[Start of EXCERPTED PASSAGE]
Hello trid users,
some weeks ago i installed Linux Mint 21.1. The main partition size was 89
GB but i run out of space and get 100% usage. I tried to delete some
unnecessary files but the free space is immediately filled. That was
annoying. Nowadays for every little item you get a notification but not for
the really important things. The problem for me is what can be deleted. I
know i can remove some old log files, backup files, downloads and cache
files, but i can not do this in a hinted way by bleachbit or Czkawka because
the graphical Desktop environment does not start any more. I tried to use
command line tools like du, df, ncdu but these do not work reliable on btrfs
file system. Furthermore it is difficult to find many small files. For this
purpose i tried many different disk space visualization tools running from
rescue or other operating system. For me tools like baobab, k4dirstat,
Filelight are not useful because i get a colored map of my disk, but the
colors are not correlated to a file type, but that is what i needed. At
least gdmap has this feature i needed, but only a few file types by
extensions are predefined. So i just spend one day to add more colors for
"big" or "many" file types which are shown with gray color. The other
solution was tool SequoiaView, but this requires wine environment. Nearly 2
GB were occupied by files beneath /var/log/journal. When i look in sub
directory with "machine id" i get many similar files.
So i run trid utility on my journal examples. All samples are described as
"systemd journal" with generic mime type application/octet-stream by
journal-sysd.trid.xml. Only one suffix JOURNAL is listed, but some samples
have suffix JOURNAL~ (see appended output/trid-v-old.txt)
For comparison reason i also run the file format identification utility
DROID ( See
https://sourceforge.net/projects/droid/). Here no example is
recognized.
[End of EXCERPTED PASSAGE]
[Start of SUPPLIED INFORMATION]
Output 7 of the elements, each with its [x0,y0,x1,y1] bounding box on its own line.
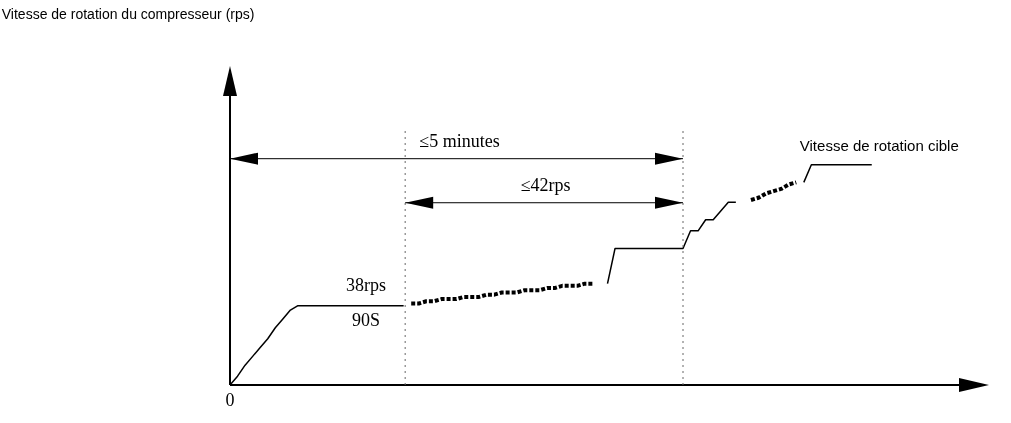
text: ≤5 minutes [419,131,500,152]
text: 0 [225,390,235,411]
text: Vitesse de rotation du compresseur (rps) [1,5,255,22]
annotation: 38rps [345,274,386,295]
annotation: 90S [351,309,380,330]
annotation: ≤42rps [520,175,571,196]
text: Vitesse de rotation cible [799,137,959,155]
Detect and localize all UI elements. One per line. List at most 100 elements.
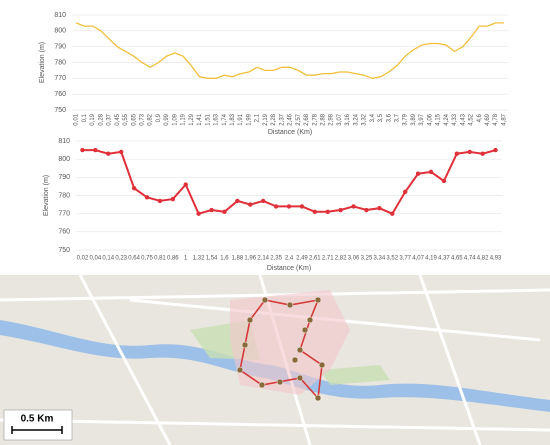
[End of SUPPLIED INFORMATION]
### STATED GOAL 1
In the Linux Mint disk space post, how much space did the files beneath /var/log/journal take up?
### STATED GOAL 2
Continue the Linux Mint disk space post from its last sentence.
The entries have no connection to the Linux Mint disk space post.

### WRITTEN REPLY 1
Nearly 2 GB.

### WRITTEN REPLY 2
For comparison reason i also run file command (version 5.44 and newer
linux,v 1.85 2023/07/17) on such samples. Here the samples are described as
"Journal file", but also more information is shown. The status ( offline
online archived ) is also shown. Some samples are described as empty. All of
these samples have suffix JOURNAL~ (see appended file-5.44.txt file-ext.txt
in output). In newest version also more flag bits (keyed hash siphash24,
compressed zstd) are interpreted (see appended output/file.txt). Also for
non empty variants timestamp like "Sat Jul 8 20:52:22 2023" is shown and
number of entries is shown. This can be verified by command line like:
journalctl --file=user-1000.journal | wc -l
In newest version now instead of generic application/octet-stream
application/x-linux-journal is shown ( see appended output file-i.txt).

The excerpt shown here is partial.